What follows is a listing. Return every line of it exactly.

- **Data to process**:
+-------+

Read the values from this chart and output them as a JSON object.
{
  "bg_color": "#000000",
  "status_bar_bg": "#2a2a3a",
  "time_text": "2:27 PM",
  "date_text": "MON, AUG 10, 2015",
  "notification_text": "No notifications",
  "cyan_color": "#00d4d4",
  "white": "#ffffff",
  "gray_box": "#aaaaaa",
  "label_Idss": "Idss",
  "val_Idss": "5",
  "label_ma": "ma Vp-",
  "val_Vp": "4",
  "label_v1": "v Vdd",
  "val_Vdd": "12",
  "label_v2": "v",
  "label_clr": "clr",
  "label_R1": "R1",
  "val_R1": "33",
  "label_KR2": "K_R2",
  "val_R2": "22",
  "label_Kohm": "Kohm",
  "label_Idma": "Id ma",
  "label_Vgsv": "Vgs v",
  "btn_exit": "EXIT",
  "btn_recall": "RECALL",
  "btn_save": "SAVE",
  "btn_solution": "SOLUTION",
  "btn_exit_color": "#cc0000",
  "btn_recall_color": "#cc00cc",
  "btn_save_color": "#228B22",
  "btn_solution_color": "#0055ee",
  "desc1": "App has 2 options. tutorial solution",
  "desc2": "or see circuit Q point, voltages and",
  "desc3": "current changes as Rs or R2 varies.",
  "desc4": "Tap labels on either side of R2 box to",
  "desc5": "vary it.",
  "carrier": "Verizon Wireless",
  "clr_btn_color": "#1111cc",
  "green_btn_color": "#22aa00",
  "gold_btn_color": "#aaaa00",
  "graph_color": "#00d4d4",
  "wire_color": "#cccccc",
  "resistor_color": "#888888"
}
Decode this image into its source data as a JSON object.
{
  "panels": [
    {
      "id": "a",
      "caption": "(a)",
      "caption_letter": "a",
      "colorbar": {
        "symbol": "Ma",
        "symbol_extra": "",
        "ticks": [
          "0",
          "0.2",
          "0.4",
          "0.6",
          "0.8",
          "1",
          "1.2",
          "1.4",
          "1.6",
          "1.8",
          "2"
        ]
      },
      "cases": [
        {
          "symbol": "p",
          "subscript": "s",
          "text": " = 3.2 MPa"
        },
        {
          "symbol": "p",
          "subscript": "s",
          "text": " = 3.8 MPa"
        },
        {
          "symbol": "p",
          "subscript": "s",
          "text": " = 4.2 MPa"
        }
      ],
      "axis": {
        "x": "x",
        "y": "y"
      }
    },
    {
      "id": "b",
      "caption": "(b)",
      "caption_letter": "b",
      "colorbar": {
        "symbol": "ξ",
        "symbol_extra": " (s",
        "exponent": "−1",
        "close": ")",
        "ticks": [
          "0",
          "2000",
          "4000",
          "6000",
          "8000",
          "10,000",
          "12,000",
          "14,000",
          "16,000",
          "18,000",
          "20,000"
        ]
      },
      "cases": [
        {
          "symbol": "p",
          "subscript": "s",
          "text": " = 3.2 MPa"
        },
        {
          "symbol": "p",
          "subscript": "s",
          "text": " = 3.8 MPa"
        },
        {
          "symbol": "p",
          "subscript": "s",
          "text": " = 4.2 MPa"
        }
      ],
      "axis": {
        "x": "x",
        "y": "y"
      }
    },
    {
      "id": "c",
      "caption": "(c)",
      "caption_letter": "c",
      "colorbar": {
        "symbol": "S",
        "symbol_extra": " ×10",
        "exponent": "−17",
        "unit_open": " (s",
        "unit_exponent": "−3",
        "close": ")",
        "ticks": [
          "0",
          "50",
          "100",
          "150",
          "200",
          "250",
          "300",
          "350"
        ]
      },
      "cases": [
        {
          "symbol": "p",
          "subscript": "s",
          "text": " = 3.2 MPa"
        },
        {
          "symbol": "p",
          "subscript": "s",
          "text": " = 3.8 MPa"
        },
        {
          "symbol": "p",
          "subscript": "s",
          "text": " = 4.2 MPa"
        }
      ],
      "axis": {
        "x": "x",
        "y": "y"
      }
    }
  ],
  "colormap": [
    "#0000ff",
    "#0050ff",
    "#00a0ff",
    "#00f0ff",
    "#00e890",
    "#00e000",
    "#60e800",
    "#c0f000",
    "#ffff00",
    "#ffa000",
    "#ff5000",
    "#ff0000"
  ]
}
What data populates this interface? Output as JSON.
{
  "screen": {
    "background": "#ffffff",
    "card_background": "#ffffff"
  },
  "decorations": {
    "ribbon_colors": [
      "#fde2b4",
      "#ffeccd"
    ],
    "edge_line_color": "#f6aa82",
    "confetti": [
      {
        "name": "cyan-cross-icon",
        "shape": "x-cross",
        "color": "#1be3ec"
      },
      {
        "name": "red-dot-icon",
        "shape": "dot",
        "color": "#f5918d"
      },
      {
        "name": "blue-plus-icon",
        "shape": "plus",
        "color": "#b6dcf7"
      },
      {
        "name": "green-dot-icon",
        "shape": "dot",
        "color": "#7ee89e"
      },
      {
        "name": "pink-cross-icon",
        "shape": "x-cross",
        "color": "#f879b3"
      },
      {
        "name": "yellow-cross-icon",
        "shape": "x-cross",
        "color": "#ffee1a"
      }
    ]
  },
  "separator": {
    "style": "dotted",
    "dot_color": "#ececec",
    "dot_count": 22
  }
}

+-------+

- **Response to this exercise**:
Read the values from this chart and output them as a JSON object.
{
  "bg_color": "#000000",
  "status_bar_bg": "#2a2a3a",
  "time_text": "2:27 PM",
  "date_text": "MON, AUG 10, 2015",
  "notification_text": "No notifications",
  "cyan_color": "#00d4d4",
  "white": "#ffffff",
  "gray_box": "#aaaaaa",
  "label_Idss": "Idss",
  "val_Idss": "5",
  "label_ma": "ma Vp-",
  "val_Vp": "4",
  "label_v1": "v Vdd",
  "val_Vdd": "12",
  "label_v2": "v",
  "label_clr": "clr",
  "label_R1": "R1",
  "val_R1": "33",
  "label_KR2": "K_R2",
  "val_R2": "22",
  "label_Kohm": "Kohm",
  "label_Idma": "Id ma",
  "label_Vgsv": "Vgs v",
  "btn_exit": "EXIT",
  "btn_recall": "RECALL",
  "btn_save": "SAVE",
  "btn_solution": "SOLUTION",
  "btn_exit_color": "#cc0000",
  "btn_recall_color": "#cc00cc",
  "btn_save_color": "#228B22",
  "btn_solution_color": "#0055ee",
  "desc1": "App has 2 options. tutorial solution",
  "desc2": "or see circuit Q point, voltages and",
  "desc3": "current changes as Rs or R2 varies.",
  "desc4": "Tap labels on either side of R2 box to",
  "desc5": "vary it.",
  "carrier": "Verizon Wireless",
  "clr_btn_color": "#1111cc",
  "green_btn_color": "#22aa00",
  "gold_btn_color": "#aaaa00",
  "graph_color": "#00d4d4",
  "wire_color": "#cccccc",
  "resistor_color": "#888888"
}
Decode this image into its source data as a JSON object.
{
  "panels": [
    {
      "id": "a",
      "caption": "(a)",
      "caption_letter": "a",
      "colorbar": {
        "symbol": "Ma",
        "symbol_extra": "",
        "ticks": [
          "0",
          "0.2",
          "0.4",
          "0.6",
          "0.8",
          "1",
          "1.2",
          "1.4",
          "1.6",
          "1.8",
          "2"
        ]
      },
      "cases": [
        {
          "symbol": "p",
          "subscript": "s",
          "text": " = 3.2 MPa"
        },
        {
          "symbol": "p",
          "subscript": "s",
          "text": " = 3.8 MPa"
        },
        {
          "symbol": "p",
          "subscript": "s",
          "text": " = 4.2 MPa"
        }
      ],
      "axis": {
        "x": "x",
        "y": "y"
      }
    },
    {
      "id": "b",
      "caption": "(b)",
      "caption_letter": "b",
      "colorbar": {
        "symbol": "ξ",
        "symbol_extra": " (s",
        "exponent": "−1",
        "close": ")",
        "ticks": [
          "0",
          "2000",
          "4000",
          "6000",
          "8000",
          "10,000",
          "12,000",
          "14,000",
          "16,000",
          "18,000",
          "20,000"
        ]
      },
      "cases": [
        {
          "symbol": "p",
          "subscript": "s",
          "text": " = 3.2 MPa"
        },
        {
          "symbol": "p",
          "subscript": "s",
          "text": " = 3.8 MPa"
        },
        {
          "symbol": "p",
          "subscript": "s",
          "text": " = 4.2 MPa"
        }
      ],
      "axis": {
        "x": "x",
        "y": "y"
      }
    },
    {
      "id": "c",
      "caption": "(c)",
      "caption_letter": "c",
      "colorbar": {
        "symbol": "S",
        "symbol_extra": " ×10",
        "exponent": "−17",
        "unit_open": " (s",
        "unit_exponent": "−3",
        "close": ")",
        "ticks": [
          "0",
          "50",
          "100",
          "150",
          "200",
          "250",
          "300",
          "350"
        ]
      },
      "cases": [
        {
          "symbol": "p",
          "subscript": "s",
          "text": " = 3.2 MPa"
        },
        {
          "symbol": "p",
          "subscript": "s",
          "text": " = 3.8 MPa"
        },
        {
          "symbol": "p",
          "subscript": "s",
          "text": " = 4.2 MPa"
        }
      ],
      "axis": {
        "x": "x",
        "y": "y"
      }
    }
  ],
  "colormap": [
    "#0000ff",
    "#0050ff",
    "#00a0ff",
    "#00f0ff",
    "#00e890",
    "#00e000",
    "#60e800",
    "#c0f000",
    "#ffff00",
    "#ffa000",
    "#ff5000",
    "#ff0000"
  ]
}
What data populates this interface? Output as JSON.
{
  "screen": {
    "background": "#ffffff",
    "card_background": "#ffffff"
  },
  "decorations": {
    "ribbon_colors": [
      "#fde2b4",
      "#ffeccd"
    ],
    "edge_line_color": "#f6aa82",
    "confetti": [
      {
        "name": "cyan-cross-icon",
        "shape": "x-cross",
        "color": "#1be3ec"
      },
      {
        "name": "red-dot-icon",
        "shape": "dot",
        "color": "#f5918d"
      },
      {
        "name": "blue-plus-icon",
        "shape": "plus",
        "color": "#b6dcf7"
      },
      {
        "name": "green-dot-icon",
        "shape": "dot",
        "color": "#7ee89e"
      },
      {
        "name": "pink-cross-icon",
        "shape": "x-cross",
        "color": "#f879b3"
      },
      {
        "name": "yellow-cross-icon",
        "shape": "x-cross",
        "color": "#ffee1a"
      }
    ]
  },
  "separator": {
    "style": "dotted",
    "dot_color": "#ececec",
    "dot_count": 22
  }
}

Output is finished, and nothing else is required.